Stored data entries
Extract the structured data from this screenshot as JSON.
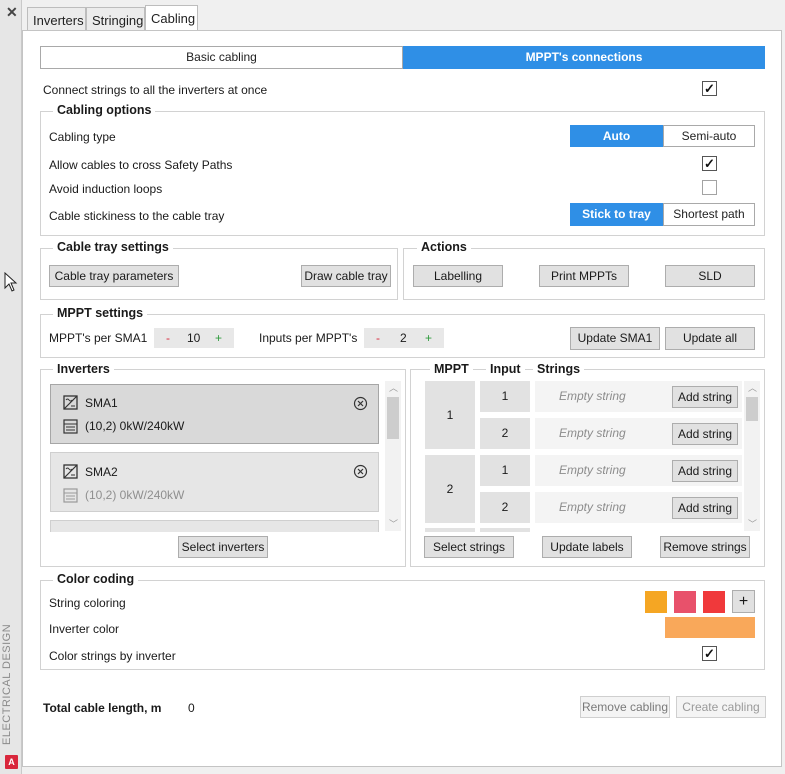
{
  "rail": {
    "close_glyph": "✕",
    "vertical_label": "ELECTRICAL DESIGN",
    "logo_letter": "A"
  },
  "tabs": [
    "Inverters",
    "Stringing",
    "Cabling"
  ],
  "mode_toggle": {
    "left": "Basic cabling",
    "right": "MPPT's connections",
    "selected": "MPPT's connections"
  },
  "connect_all": {
    "label": "Connect strings to all the inverters at once",
    "checked": true
  },
  "cabling_options": {
    "title": "Cabling options",
    "type_label": "Cabling type",
    "type_options": [
      "Auto",
      "Semi-auto"
    ],
    "type_selected": "Auto",
    "cross_label": "Allow cables to cross Safety Paths",
    "cross_checked": true,
    "loops_label": "Avoid induction loops",
    "loops_checked": false,
    "stick_label": "Cable stickiness to the cable tray",
    "stick_options": [
      "Stick to tray",
      "Shortest path"
    ],
    "stick_selected": "Stick to tray"
  },
  "tray": {
    "title": "Cable tray settings",
    "params_button": "Cable tray parameters",
    "draw_button": "Draw cable tray"
  },
  "actions": {
    "title": "Actions",
    "buttons": [
      "Labelling",
      "Print MPPTs",
      "SLD"
    ]
  },
  "mppt_settings": {
    "title": "MPPT settings",
    "per_label": "MPPT's per SMA1",
    "per_value": "10",
    "inputs_label": "Inputs per MPPT's",
    "inputs_value": "2",
    "minus": "-",
    "plus": "+",
    "update_one": "Update SMA1",
    "update_all": "Update all"
  },
  "inverters": {
    "title": "Inverters",
    "items": [
      {
        "name": "SMA1",
        "info": "(10,2)  0kW/240kW",
        "selected": true
      },
      {
        "name": "SMA2",
        "info": "(10,2)  0kW/240kW",
        "selected": false
      }
    ],
    "select_button": "Select inverters"
  },
  "mppt_table": {
    "headers": [
      "MPPT",
      "Input",
      "Strings"
    ],
    "groups": [
      {
        "mppt": "1",
        "inputs": [
          {
            "input": "1",
            "string": "Empty string",
            "add": "Add string"
          },
          {
            "input": "2",
            "string": "Empty string",
            "add": "Add string"
          }
        ]
      },
      {
        "mppt": "2",
        "inputs": [
          {
            "input": "1",
            "string": "Empty string",
            "add": "Add string"
          },
          {
            "input": "2",
            "string": "Empty string",
            "add": "Add string"
          }
        ]
      }
    ],
    "buttons": [
      "Select strings",
      "Update labels",
      "Remove strings"
    ]
  },
  "color_coding": {
    "title": "Color coding",
    "string_label": "String coloring",
    "string_colors": [
      "#f5a623",
      "#e8516b",
      "#f0393b"
    ],
    "add_glyph": "+",
    "inverter_label": "Inverter color",
    "inverter_color": "#f9a85a",
    "by_inverter_label": "Color strings by inverter",
    "by_inverter_checked": true
  },
  "footer": {
    "length_label": "Total cable length, m",
    "length_value": "0",
    "remove_button": "Remove cabling",
    "create_button": "Create cabling"
  },
  "colors": {
    "accent": "#2f8fe6",
    "minus": "#d9273c",
    "plus": "#2e9b3c"
  }
}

[TASK DESCRIPTION]
All of the entries above should be duplicated exactly, except for the pictures.

[RESULT OF THIS EXERCISE]
Extract the structured data from this screenshot as JSON.
{
  "rail": {
    "close_glyph": "✕",
    "vertical_label": "ELECTRICAL DESIGN",
    "logo_letter": "A"
  },
  "tabs": [
    "Inverters",
    "Stringing",
    "Cabling"
  ],
  "mode_toggle": {
    "left": "Basic cabling",
    "right": "MPPT's connections",
    "selected": "MPPT's connections"
  },
  "connect_all": {
    "label": "Connect strings to all the inverters at once",
    "checked": true
  },
  "cabling_options": {
    "title": "Cabling options",
    "type_label": "Cabling type",
    "type_options": [
      "Auto",
      "Semi-auto"
    ],
    "type_selected": "Auto",
    "cross_label": "Allow cables to cross Safety Paths",
    "cross_checked": true,
    "loops_label": "Avoid induction loops",
    "loops_checked": false,
    "stick_label": "Cable stickiness to the cable tray",
    "stick_options": [
      "Stick to tray",
      "Shortest path"
    ],
    "stick_selected": "Stick to tray"
  },
  "tray": {
    "title": "Cable tray settings",
    "params_button": "Cable tray parameters",
    "draw_button": "Draw cable tray"
  },
  "actions": {
    "title": "Actions",
    "buttons": [
      "Labelling",
      "Print MPPTs",
      "SLD"
    ]
  },
  "mppt_settings": {
    "title": "MPPT settings",
    "per_label": "MPPT's per SMA1",
    "per_value": "10",
    "inputs_label": "Inputs per MPPT's",
    "inputs_value": "2",
    "minus": "-",
    "plus": "+",
    "update_one": "Update SMA1",
    "update_all": "Update all"
  },
  "inverters": {
    "title": "Inverters",
    "items": [
      {
        "name": "SMA1",
        "info": "(10,2)  0kW/240kW",
        "selected": true
      },
      {
        "name": "SMA2",
        "info": "(10,2)  0kW/240kW",
        "selected": false
      }
    ],
    "select_button": "Select inverters"
  },
  "mppt_table": {
    "headers": [
      "MPPT",
      "Input",
      "Strings"
    ],
    "groups": [
      {
        "mppt": "1",
        "inputs": [
          {
            "input": "1",
            "string": "Empty string",
            "add": "Add string"
          },
          {
            "input": "2",
            "string": "Empty string",
            "add": "Add string"
          }
        ]
      },
      {
        "mppt": "2",
        "inputs": [
          {
            "input": "1",
            "string": "Empty string",
            "add": "Add string"
          },
          {
            "input": "2",
            "string": "Empty string",
            "add": "Add string"
          }
        ]
      }
    ],
    "buttons": [
      "Select strings",
      "Update labels",
      "Remove strings"
    ]
  },
  "color_coding": {
    "title": "Color coding",
    "string_label": "String coloring",
    "string_colors": [
      "#f5a623",
      "#e8516b",
      "#f0393b"
    ],
    "add_glyph": "+",
    "inverter_label": "Inverter color",
    "inverter_color": "#f9a85a",
    "by_inverter_label": "Color strings by inverter",
    "by_inverter_checked": true
  },
  "footer": {
    "length_label": "Total cable length, m",
    "length_value": "0",
    "remove_button": "Remove cabling",
    "create_button": "Create cabling"
  },
  "colors": {
    "accent": "#2f8fe6",
    "minus": "#d9273c",
    "plus": "#2e9b3c"
  }
}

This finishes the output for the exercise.